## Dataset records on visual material
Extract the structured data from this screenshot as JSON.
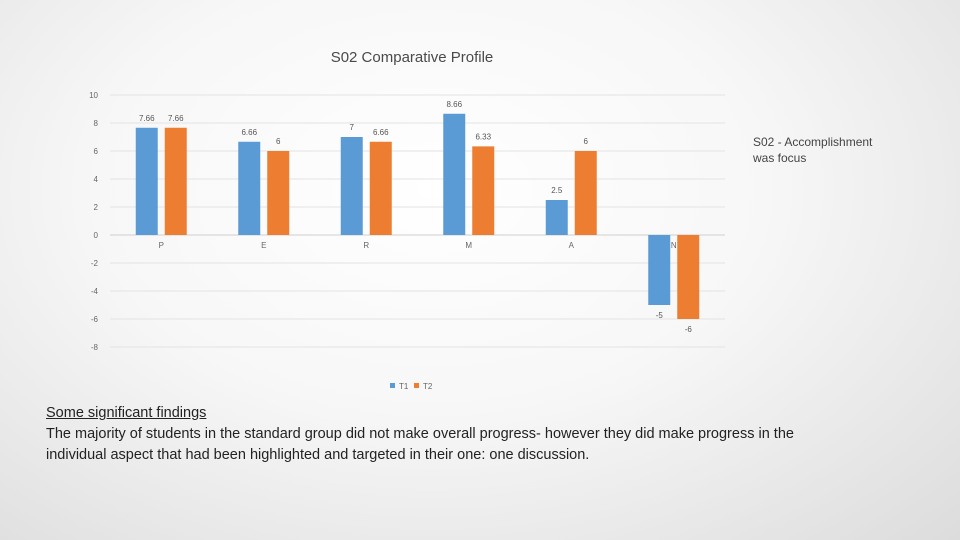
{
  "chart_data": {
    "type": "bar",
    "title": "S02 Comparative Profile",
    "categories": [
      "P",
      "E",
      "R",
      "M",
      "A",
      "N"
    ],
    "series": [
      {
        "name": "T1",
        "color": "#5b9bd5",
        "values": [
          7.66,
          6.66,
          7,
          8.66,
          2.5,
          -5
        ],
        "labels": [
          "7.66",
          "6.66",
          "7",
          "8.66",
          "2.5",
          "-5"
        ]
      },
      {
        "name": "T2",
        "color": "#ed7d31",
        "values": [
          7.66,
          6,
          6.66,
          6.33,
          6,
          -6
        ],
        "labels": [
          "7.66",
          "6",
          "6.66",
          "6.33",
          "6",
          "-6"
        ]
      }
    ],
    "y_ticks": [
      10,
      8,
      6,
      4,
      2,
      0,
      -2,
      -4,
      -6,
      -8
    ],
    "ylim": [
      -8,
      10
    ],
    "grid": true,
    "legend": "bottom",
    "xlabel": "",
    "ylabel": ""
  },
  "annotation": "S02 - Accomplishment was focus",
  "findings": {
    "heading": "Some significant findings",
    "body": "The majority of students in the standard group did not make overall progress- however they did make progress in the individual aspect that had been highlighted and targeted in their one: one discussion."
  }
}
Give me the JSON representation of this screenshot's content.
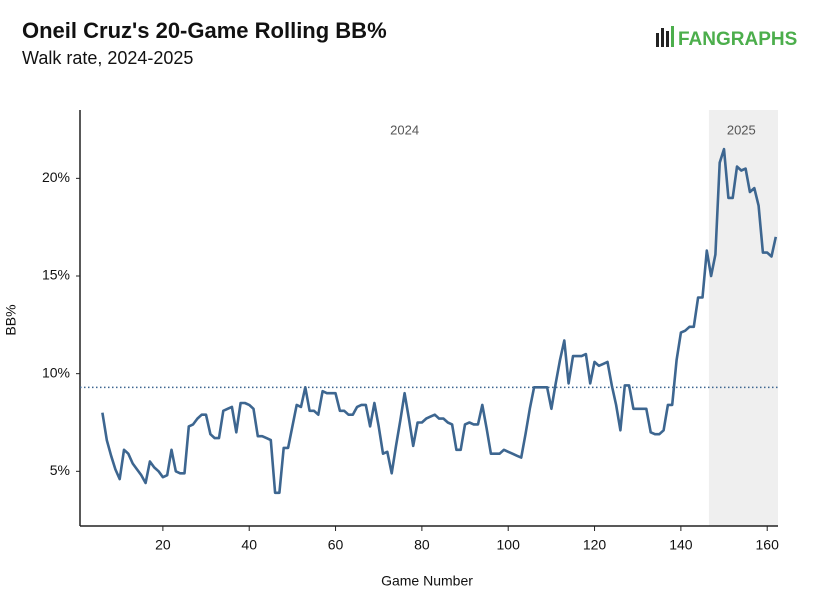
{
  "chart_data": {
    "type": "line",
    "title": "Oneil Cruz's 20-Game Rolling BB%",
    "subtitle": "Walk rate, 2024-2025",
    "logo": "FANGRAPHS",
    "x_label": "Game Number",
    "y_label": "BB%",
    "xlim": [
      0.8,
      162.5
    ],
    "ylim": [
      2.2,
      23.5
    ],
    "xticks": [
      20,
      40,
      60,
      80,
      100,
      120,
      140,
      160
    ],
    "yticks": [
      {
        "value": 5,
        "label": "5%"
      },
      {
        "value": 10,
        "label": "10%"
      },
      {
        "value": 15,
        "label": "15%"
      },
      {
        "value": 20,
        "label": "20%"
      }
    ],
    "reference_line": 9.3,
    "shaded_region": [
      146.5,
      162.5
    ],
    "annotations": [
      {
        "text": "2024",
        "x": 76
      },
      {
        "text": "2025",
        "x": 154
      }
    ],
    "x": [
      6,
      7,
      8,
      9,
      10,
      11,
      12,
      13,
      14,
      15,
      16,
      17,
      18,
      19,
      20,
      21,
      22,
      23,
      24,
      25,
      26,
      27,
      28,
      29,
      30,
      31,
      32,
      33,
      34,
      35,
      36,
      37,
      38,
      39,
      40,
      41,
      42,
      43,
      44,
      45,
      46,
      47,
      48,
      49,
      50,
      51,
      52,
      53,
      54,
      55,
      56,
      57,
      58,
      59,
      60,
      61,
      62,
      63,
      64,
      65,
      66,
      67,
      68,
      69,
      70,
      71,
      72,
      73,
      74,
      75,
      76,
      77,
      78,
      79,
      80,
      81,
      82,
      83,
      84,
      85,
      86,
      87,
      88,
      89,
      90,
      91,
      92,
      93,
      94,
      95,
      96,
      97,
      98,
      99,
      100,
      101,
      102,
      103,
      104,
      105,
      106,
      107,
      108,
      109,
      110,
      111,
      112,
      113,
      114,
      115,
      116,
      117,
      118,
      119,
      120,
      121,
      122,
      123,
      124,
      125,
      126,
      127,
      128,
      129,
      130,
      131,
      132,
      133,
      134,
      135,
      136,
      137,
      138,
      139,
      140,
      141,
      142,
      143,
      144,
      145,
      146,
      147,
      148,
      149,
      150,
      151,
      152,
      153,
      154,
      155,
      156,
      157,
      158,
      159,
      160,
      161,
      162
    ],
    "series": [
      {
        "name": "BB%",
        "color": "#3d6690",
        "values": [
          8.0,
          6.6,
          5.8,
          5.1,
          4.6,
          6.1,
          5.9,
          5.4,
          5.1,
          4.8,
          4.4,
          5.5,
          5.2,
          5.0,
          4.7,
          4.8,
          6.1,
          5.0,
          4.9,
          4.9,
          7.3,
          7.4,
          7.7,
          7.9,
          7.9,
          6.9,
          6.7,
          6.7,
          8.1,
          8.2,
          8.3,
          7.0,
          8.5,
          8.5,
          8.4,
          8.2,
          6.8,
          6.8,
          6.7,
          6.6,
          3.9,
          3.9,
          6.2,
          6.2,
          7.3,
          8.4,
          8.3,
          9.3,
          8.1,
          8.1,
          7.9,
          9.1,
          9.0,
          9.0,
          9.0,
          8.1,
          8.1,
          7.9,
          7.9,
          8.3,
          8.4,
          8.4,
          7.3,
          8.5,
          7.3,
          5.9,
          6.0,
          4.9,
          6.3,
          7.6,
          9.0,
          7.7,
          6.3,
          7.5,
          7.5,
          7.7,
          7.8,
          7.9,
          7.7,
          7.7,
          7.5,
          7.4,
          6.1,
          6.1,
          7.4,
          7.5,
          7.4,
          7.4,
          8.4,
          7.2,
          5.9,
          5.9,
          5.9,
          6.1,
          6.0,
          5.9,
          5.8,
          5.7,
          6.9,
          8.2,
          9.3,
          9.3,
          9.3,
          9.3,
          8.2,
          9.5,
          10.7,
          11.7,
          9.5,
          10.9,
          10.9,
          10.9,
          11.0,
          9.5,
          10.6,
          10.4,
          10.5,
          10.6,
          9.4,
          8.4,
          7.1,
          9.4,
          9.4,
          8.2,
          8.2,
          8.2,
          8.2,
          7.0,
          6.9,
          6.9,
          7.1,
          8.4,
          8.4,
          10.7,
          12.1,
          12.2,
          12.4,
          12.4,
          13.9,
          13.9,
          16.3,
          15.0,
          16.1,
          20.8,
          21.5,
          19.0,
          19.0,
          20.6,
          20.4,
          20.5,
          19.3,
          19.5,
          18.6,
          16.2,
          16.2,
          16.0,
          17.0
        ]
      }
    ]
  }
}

## Directions
Collect each line above holding the string "screenshot".

## Solution for this task
Extract the structured data from this screenshot as JSON.
Give me the JSON representation of this screenshot's content.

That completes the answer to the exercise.